++++ Information supplied ++++
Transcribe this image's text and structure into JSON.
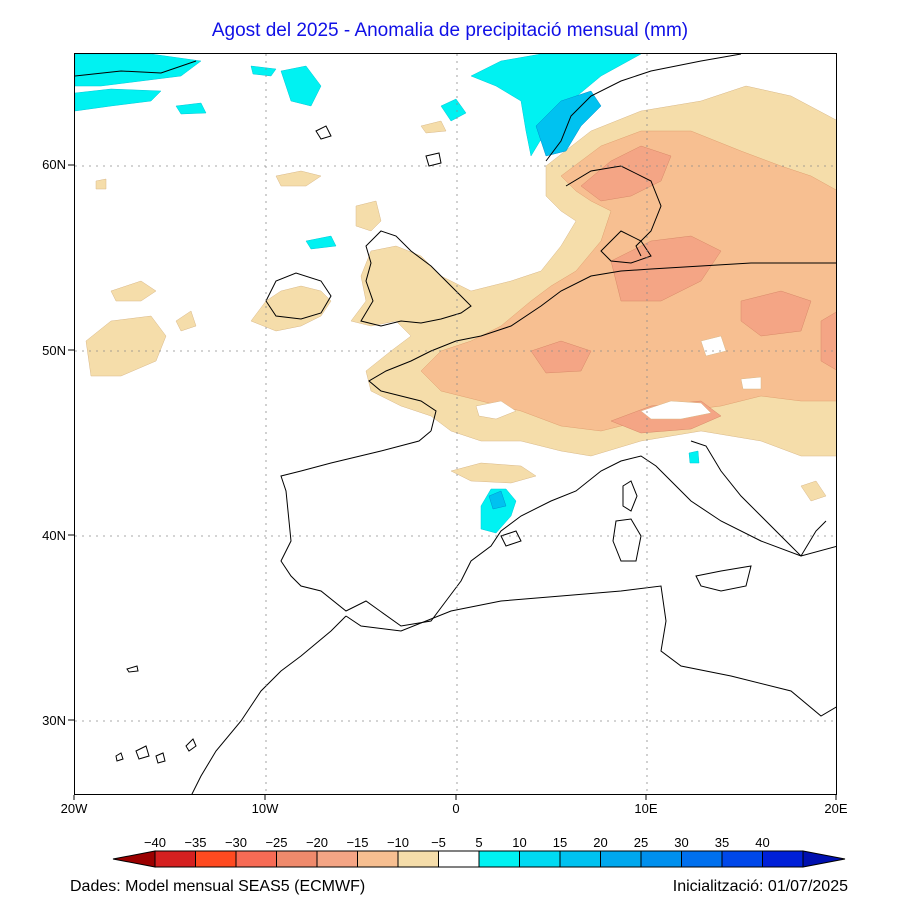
{
  "title": "Agost del 2025 - Anomalia de precipitació mensual (mm)",
  "map": {
    "lat_labels": [
      "60N",
      "50N",
      "40N",
      "30N"
    ],
    "lon_labels": [
      "20W",
      "10W",
      "0",
      "10E",
      "20E"
    ],
    "extent": {
      "lon_min": -20,
      "lon_max": 20,
      "lat_min": 26,
      "lat_max": 65.5
    },
    "gridlines": true
  },
  "colorbar": {
    "labels": [
      "−40",
      "−35",
      "−30",
      "−25",
      "−20",
      "−15",
      "−10",
      "−5",
      "5",
      "10",
      "15",
      "20",
      "25",
      "30",
      "35",
      "40"
    ],
    "colors": [
      "#9b0000",
      "#d52020",
      "#ff4a20",
      "#f76b55",
      "#ef8a6c",
      "#f4a585",
      "#f7bf91",
      "#f5ddaa",
      "#ffffff",
      "#00f2f2",
      "#00daf2",
      "#00c2f0",
      "#00a8ee",
      "#0090ee",
      "#0070ee",
      "#0048ea",
      "#0020d8",
      "#0010b0"
    ]
  },
  "footer": {
    "source": "Dades: Model mensual SEAS5 (ECMWF)",
    "init": "Inicialització: 01/07/2025"
  }
}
++++
Task:
Reproduce all entries without any change, and omit the pictures.

Finished exercise:
Transcribe this image's text and structure into JSON.
{
  "title": "Agost del 2025 - Anomalia de precipitació mensual (mm)",
  "map": {
    "lat_labels": [
      "60N",
      "50N",
      "40N",
      "30N"
    ],
    "lon_labels": [
      "20W",
      "10W",
      "0",
      "10E",
      "20E"
    ],
    "extent": {
      "lon_min": -20,
      "lon_max": 20,
      "lat_min": 26,
      "lat_max": 65.5
    },
    "gridlines": true
  },
  "colorbar": {
    "labels": [
      "−40",
      "−35",
      "−30",
      "−25",
      "−20",
      "−15",
      "−10",
      "−5",
      "5",
      "10",
      "15",
      "20",
      "25",
      "30",
      "35",
      "40"
    ],
    "colors": [
      "#9b0000",
      "#d52020",
      "#ff4a20",
      "#f76b55",
      "#ef8a6c",
      "#f4a585",
      "#f7bf91",
      "#f5ddaa",
      "#ffffff",
      "#00f2f2",
      "#00daf2",
      "#00c2f0",
      "#00a8ee",
      "#0090ee",
      "#0070ee",
      "#0048ea",
      "#0020d8",
      "#0010b0"
    ]
  },
  "footer": {
    "source": "Dades: Model mensual SEAS5 (ECMWF)",
    "init": "Inicialització: 01/07/2025"
  }
}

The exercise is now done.